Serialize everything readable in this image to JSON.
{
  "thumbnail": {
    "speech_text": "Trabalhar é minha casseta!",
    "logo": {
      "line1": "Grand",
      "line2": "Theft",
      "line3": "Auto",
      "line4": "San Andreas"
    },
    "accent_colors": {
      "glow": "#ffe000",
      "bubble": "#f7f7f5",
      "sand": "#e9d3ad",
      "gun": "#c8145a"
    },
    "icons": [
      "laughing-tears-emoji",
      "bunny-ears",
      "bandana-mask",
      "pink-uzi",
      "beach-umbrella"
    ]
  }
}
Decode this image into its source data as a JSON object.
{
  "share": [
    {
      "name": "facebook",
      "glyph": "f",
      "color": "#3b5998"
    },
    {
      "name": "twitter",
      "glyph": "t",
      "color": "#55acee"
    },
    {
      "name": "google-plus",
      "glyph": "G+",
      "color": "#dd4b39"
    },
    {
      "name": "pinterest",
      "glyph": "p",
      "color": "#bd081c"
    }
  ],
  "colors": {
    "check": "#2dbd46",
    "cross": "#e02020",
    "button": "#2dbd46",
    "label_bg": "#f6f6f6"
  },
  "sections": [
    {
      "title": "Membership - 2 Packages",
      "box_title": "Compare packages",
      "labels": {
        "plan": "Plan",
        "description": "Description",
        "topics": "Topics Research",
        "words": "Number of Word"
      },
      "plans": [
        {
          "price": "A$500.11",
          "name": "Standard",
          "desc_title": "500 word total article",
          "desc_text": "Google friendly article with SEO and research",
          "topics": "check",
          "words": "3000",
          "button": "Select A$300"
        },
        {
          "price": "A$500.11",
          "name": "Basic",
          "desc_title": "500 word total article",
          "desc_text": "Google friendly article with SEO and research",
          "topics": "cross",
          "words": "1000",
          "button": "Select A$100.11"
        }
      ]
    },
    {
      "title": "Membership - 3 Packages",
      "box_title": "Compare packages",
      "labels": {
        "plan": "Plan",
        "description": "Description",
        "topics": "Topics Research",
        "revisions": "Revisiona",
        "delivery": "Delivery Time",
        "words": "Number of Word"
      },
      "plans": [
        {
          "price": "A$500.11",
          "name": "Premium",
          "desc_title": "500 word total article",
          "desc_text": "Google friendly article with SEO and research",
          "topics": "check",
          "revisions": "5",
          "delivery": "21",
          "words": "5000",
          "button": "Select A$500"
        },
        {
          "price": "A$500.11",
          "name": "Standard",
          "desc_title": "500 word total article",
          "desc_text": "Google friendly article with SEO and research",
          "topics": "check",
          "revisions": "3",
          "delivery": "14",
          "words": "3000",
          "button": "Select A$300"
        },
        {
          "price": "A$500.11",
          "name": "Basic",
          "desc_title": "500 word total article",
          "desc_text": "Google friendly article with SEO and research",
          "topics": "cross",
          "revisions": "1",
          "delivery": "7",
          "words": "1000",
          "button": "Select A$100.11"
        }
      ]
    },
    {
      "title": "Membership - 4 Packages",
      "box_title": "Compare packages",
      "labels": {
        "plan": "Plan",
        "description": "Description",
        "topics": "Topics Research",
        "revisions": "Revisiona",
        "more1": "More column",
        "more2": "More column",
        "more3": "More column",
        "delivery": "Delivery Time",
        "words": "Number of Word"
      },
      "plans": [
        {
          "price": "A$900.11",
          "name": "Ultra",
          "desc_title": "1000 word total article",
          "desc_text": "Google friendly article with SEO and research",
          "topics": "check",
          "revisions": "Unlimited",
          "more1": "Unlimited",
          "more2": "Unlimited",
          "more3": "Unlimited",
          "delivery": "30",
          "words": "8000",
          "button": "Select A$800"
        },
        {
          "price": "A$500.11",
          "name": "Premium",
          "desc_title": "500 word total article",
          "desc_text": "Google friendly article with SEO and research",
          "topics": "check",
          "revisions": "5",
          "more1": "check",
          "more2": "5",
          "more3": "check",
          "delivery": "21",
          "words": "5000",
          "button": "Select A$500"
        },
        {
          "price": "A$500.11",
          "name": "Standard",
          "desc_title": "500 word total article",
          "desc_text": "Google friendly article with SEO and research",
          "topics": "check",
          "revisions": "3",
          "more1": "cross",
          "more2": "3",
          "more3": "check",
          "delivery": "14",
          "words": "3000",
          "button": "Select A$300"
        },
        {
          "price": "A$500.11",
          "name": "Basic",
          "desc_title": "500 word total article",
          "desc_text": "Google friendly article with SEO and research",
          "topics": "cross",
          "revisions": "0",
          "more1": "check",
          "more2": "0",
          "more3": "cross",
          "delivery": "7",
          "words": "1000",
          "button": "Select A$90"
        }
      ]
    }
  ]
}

########

From the first line to the last, retype the data exactly.

→ **FINAL RESULT**:
Serialize everything readable in this image to JSON.
{
  "thumbnail": {
    "speech_text": "Trabalhar é minha casseta!",
    "logo": {
      "line1": "Grand",
      "line2": "Theft",
      "line3": "Auto",
      "line4": "San Andreas"
    },
    "accent_colors": {
      "glow": "#ffe000",
      "bubble": "#f7f7f5",
      "sand": "#e9d3ad",
      "gun": "#c8145a"
    },
    "icons": [
      "laughing-tears-emoji",
      "bunny-ears",
      "bandana-mask",
      "pink-uzi",
      "beach-umbrella"
    ]
  }
}
Decode this image into its source data as a JSON object.
{
  "share": [
    {
      "name": "facebook",
      "glyph": "f",
      "color": "#3b5998"
    },
    {
      "name": "twitter",
      "glyph": "t",
      "color": "#55acee"
    },
    {
      "name": "google-plus",
      "glyph": "G+",
      "color": "#dd4b39"
    },
    {
      "name": "pinterest",
      "glyph": "p",
      "color": "#bd081c"
    }
  ],
  "colors": {
    "check": "#2dbd46",
    "cross": "#e02020",
    "button": "#2dbd46",
    "label_bg": "#f6f6f6"
  },
  "sections": [
    {
      "title": "Membership - 2 Packages",
      "box_title": "Compare packages",
      "labels": {
        "plan": "Plan",
        "description": "Description",
        "topics": "Topics Research",
        "words": "Number of Word"
      },
      "plans": [
        {
          "price": "A$500.11",
          "name": "Standard",
          "desc_title": "500 word total article",
          "desc_text": "Google friendly article with SEO and research",
          "topics": "check",
          "words": "3000",
          "button": "Select A$300"
        },
        {
          "price": "A$500.11",
          "name": "Basic",
          "desc_title": "500 word total article",
          "desc_text": "Google friendly article with SEO and research",
          "topics": "cross",
          "words": "1000",
          "button": "Select A$100.11"
        }
      ]
    },
    {
      "title": "Membership - 3 Packages",
      "box_title": "Compare packages",
      "labels": {
        "plan": "Plan",
        "description": "Description",
        "topics": "Topics Research",
        "revisions": "Revisiona",
        "delivery": "Delivery Time",
        "words": "Number of Word"
      },
      "plans": [
        {
          "price": "A$500.11",
          "name": "Premium",
          "desc_title": "500 word total article",
          "desc_text": "Google friendly article with SEO and research",
          "topics": "check",
          "revisions": "5",
          "delivery": "21",
          "words": "5000",
          "button": "Select A$500"
        },
        {
          "price": "A$500.11",
          "name": "Standard",
          "desc_title": "500 word total article",
          "desc_text": "Google friendly article with SEO and research",
          "topics": "check",
          "revisions": "3",
          "delivery": "14",
          "words": "3000",
          "button": "Select A$300"
        },
        {
          "price": "A$500.11",
          "name": "Basic",
          "desc_title": "500 word total article",
          "desc_text": "Google friendly article with SEO and research",
          "topics": "cross",
          "revisions": "1",
          "delivery": "7",
          "words": "1000",
          "button": "Select A$100.11"
        }
      ]
    },
    {
      "title": "Membership - 4 Packages",
      "box_title": "Compare packages",
      "labels": {
        "plan": "Plan",
        "description": "Description",
        "topics": "Topics Research",
        "revisions": "Revisiona",
        "more1": "More column",
        "more2": "More column",
        "more3": "More column",
        "delivery": "Delivery Time",
        "words": "Number of Word"
      },
      "plans": [
        {
          "price": "A$900.11",
          "name": "Ultra",
          "desc_title": "1000 word total article",
          "desc_text": "Google friendly article with SEO and research",
          "topics": "check",
          "revisions": "Unlimited",
          "more1": "Unlimited",
          "more2": "Unlimited",
          "more3": "Unlimited",
          "delivery": "30",
          "words": "8000",
          "button": "Select A$800"
        },
        {
          "price": "A$500.11",
          "name": "Premium",
          "desc_title": "500 word total article",
          "desc_text": "Google friendly article with SEO and research",
          "topics": "check",
          "revisions": "5",
          "more1": "check",
          "more2": "5",
          "more3": "check",
          "delivery": "21",
          "words": "5000",
          "button": "Select A$500"
        },
        {
          "price": "A$500.11",
          "name": "Standard",
          "desc_title": "500 word total article",
          "desc_text": "Google friendly article with SEO and research",
          "topics": "check",
          "revisions": "3",
          "more1": "cross",
          "more2": "3",
          "more3": "check",
          "delivery": "14",
          "words": "3000",
          "button": "Select A$300"
        },
        {
          "price": "A$500.11",
          "name": "Basic",
          "desc_title": "500 word total article",
          "desc_text": "Google friendly article with SEO and research",
          "topics": "cross",
          "revisions": "0",
          "more1": "check",
          "more2": "0",
          "more3": "cross",
          "delivery": "7",
          "words": "1000",
          "button": "Select A$90"
        }
      ]
    }
  ]
}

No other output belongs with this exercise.